> CONSIGNES:
1. Résumez en deux phrases l'entretien consacré aux projets d'iBionext.
2. Reprenez l'entretien sur les projets d'iBionext à la suite de sa dernière question et rédigez-en la suite.

++++ TEXTE ÉTUDIÉ ++++

Bernard Gilly. Nous voulons nous positionner sur un changement de paradigme : nos solutions analysent l’état du patient et le transmets au médecin pour que cela soit à lui de dire quand une consultation doit avoir lieu, et non plus au patient de consulter quand c’est trop tard. Nous voulons modifier le processus de suivi du patient. Ces solutions auront un impact considérable sur les malades chroniques car elles permettent de faire de la prévention. Aujourd’hui à iBionext, nous sommes près de 150 personnes à y travailler. Nous regroupons à présent neuf sociétés, dont deux cotées en bourse.
Sur quels autres projets travaillez-vous en ce moment ?
Bernard Gilly. Nous avons une demi-douzaine de projets en cours. ChronoLife entend développer cette approche de prévention avec l’insuffisance cardiaque. Au lieu de suivre une donnée précise, comme l’électrocardiogramme, l’application fait une analyse multiparamétrique en définissant une surface vectorielle avec un algorithme neuromorphique et lance une alerte quand l’un des paramètres varie anormalement par rapport aux autres. ChronoLife suit H24 les patients grâce à un tee-shirt connecté qui contient un capteur alimentant le logiciel par Bluetooth. Le tee-shirt est en cours de production, les essais cliniques viendront ensuite. Nous sommes par ailleurs en train de réfléchir à une électrode pour détecter à l’avance les césures dans les cas d’épilepsie et nous sommes en cours de levée de fonds pour BrainEver, qui cherche à stopper la neurodégénérescence. Dans le domaine des jeux thérapeutiques, nous développons des programmes sur smarthphone en visant la neurologie, l’ophtalmologie et la psychiatrie. Les solutions existantes sur le marché ont une faible expertise clinique, nous pensons au contraire avoir un avantage compétitif et pouvoir commercialiser notre produit début 2018.
Profitez-vous de l’émulation autour de la French Tech ?

++++ DONNÉES EXTRAITES ++++

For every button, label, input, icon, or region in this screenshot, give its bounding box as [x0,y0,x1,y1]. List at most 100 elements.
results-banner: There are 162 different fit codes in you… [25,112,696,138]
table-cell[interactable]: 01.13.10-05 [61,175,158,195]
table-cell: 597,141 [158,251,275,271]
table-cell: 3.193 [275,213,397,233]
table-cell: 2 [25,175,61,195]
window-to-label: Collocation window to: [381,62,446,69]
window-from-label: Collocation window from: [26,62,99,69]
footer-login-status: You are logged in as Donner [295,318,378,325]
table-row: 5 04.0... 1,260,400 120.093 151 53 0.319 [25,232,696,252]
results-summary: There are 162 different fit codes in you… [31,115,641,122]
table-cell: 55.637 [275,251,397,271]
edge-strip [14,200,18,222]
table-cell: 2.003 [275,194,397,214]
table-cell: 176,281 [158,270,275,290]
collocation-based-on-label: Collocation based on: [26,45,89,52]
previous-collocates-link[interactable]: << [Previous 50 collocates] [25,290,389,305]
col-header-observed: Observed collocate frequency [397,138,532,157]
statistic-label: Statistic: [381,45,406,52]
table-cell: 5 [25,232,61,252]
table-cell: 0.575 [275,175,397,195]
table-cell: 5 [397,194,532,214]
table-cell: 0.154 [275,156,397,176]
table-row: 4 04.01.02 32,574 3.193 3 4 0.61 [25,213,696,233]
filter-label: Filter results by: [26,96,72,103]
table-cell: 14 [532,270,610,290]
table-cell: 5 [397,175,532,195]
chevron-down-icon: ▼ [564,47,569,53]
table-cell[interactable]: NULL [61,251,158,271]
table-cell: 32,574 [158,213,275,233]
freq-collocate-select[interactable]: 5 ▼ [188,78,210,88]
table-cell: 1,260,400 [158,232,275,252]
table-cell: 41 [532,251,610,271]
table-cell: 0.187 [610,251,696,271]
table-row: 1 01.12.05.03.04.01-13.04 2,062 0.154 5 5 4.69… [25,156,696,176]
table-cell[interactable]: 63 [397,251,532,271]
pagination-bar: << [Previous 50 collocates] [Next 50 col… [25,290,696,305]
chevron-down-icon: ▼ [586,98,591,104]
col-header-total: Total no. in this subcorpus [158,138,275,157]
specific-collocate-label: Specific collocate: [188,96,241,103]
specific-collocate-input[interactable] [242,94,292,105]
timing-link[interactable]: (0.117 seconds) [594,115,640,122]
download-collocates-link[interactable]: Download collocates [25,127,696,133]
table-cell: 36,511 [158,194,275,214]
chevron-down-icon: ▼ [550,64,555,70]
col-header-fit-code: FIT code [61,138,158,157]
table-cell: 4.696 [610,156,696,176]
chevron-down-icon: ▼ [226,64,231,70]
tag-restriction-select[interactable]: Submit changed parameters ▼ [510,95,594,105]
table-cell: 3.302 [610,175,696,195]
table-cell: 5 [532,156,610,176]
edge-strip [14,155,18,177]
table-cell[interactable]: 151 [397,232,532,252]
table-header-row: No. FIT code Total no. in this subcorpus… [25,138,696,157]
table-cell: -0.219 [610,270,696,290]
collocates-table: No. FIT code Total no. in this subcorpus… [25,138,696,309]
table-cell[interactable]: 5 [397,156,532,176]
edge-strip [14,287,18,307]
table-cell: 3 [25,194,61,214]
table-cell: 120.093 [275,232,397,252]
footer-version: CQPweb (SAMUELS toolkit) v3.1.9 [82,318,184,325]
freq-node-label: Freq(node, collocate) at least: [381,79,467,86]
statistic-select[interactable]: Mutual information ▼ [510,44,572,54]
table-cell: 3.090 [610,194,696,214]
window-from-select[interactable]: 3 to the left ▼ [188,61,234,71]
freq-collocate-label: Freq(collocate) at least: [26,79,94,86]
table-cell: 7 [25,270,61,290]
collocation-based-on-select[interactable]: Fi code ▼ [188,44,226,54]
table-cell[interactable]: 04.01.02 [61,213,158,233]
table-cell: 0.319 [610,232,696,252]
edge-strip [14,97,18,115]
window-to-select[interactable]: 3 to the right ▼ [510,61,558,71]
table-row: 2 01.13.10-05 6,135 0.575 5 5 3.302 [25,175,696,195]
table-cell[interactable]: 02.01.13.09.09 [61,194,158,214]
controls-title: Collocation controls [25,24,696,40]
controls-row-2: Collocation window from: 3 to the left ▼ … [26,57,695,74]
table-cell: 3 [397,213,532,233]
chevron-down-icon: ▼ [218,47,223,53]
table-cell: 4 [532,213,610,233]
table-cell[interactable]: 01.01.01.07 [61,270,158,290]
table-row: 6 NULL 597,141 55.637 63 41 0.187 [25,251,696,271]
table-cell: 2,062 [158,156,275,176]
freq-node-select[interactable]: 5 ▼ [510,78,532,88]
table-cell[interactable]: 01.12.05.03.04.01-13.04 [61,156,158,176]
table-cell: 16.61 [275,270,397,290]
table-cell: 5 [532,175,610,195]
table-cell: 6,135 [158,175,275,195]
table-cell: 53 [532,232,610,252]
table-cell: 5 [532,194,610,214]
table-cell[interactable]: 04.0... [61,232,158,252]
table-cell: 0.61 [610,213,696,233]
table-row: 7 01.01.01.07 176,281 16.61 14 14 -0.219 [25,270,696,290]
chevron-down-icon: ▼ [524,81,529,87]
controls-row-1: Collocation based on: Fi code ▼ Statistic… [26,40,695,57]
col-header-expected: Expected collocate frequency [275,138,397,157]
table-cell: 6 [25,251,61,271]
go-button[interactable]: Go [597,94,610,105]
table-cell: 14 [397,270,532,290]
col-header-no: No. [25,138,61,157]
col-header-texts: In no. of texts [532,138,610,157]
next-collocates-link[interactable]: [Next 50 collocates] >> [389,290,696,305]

++++

> RÉPONSES PAR TÂCHE:
1. Bernard Gilly explique qu'iBionext, qui compte près de 150 personnes et regroupe neuf sociétés dont deux cotées en bourse, veut modifier le suivi des patients en transmettant leur état au médecin pour faire de la prévention chez les malades chroniques. Parmi une demi-douzaine de projets en cours figurent ChronoLife, qui suit en continu des patients atteints d'insuffisance cardiaque grâce à un tee-shirt connecté, une levée de fonds pour BrainEver contre la neurodégénérescence et des jeux thérapeutiques sur smartphone dont la commercialisation est visée début 2018.

2.
Bernard Gilly. Les initiatives en santé sont une bonne chose. Le problème, c’est que les projets de la French Tech se reposent sur le crownfunding, ce qui n’est pas suffisant en santé. Le secteur a besoin de financements plus importants et en France, nous n’avons pas d’investisseurs de croissance en santé. C’est dommage car, du fait de la réglementation, les sociétés en santé restent en France au lieu de se délocaliser. C’est la raison pour laquelle j’ai fondé le fonds iBionext Growth Fund. Cela permet à iBionext d’être présent autour d’une société porteuse d’un projet, du démarrage à la croissance.
Comment percevez-vous l’apport du big data en santé ?
Bernard Gilly. Aujourd’hui, il y a des milliards de tera de données et la santé est soumise à la mode du big data. Mais la seule utilisation qu’il en est fait est la réponse statistique, comme ce que peut faire Watson. Lorsqu’on lui pose une question, le logiciel détermine qu’elle serait la cause la plus probable. Mais c’est consommateur en puissance de calcul donc ce n’est pas satisfaisant. Concernant le cloud, il faut arriver à recevoir les données transmises par les applications de santé. Tout le monde n’est pas couvert par le wifi, le temps de recevoir les informations, ça peut être long…
Quelle technologie vous semble la plus prometteuse ?
Bernard Gilly. L’intelligence artificielle va avoir un impact considérable en radiologie. Les médecins lisent toujours eux-mêmes l’imagerie médicale mais l’IA permettrait de reconstituer la structure en 3D et de mieux repérer les anomalies. Elle serait imparable car elle analyser les résultats pixel par pixel alors que les humains peuvent faire des erreurs. Le problème, c’est qu’il faudrait adapter la technologie aux machines existantes, c’est peut-être pour cette raison que l’IA n’est toujours pas déployée dans ce domaine alors qu’elle a un vrai rôle à y jouer.